= DATA RECORDS =
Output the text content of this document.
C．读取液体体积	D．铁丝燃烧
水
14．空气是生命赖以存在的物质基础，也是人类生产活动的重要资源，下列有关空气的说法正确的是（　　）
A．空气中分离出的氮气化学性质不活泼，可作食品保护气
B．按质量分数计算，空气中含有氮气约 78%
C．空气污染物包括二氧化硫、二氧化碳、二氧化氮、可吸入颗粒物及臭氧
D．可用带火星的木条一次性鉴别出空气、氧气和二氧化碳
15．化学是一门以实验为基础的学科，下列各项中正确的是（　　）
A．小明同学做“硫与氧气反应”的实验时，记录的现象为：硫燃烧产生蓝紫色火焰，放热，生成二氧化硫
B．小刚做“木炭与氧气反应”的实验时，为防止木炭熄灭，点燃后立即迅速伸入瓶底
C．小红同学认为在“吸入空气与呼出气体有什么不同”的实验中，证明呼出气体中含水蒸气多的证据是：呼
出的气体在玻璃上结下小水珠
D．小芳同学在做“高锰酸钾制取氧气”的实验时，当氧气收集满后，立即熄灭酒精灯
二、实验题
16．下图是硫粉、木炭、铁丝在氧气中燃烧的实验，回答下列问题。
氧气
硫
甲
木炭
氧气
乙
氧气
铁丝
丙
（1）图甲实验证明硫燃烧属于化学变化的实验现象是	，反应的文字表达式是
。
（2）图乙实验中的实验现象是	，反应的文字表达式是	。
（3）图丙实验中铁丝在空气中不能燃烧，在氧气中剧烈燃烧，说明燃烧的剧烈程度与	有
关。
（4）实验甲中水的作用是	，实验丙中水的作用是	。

= SET TASK =
Return every line in the listing that contains the word "反应的文字表达式是".

= SOLUTION TO THE EXERCISE =
（1）图甲实验证明硫燃烧属于化学变化的实验现象是	，反应的文字表达式是
（2）图乙实验中的实验现象是	，反应的文字表达式是	。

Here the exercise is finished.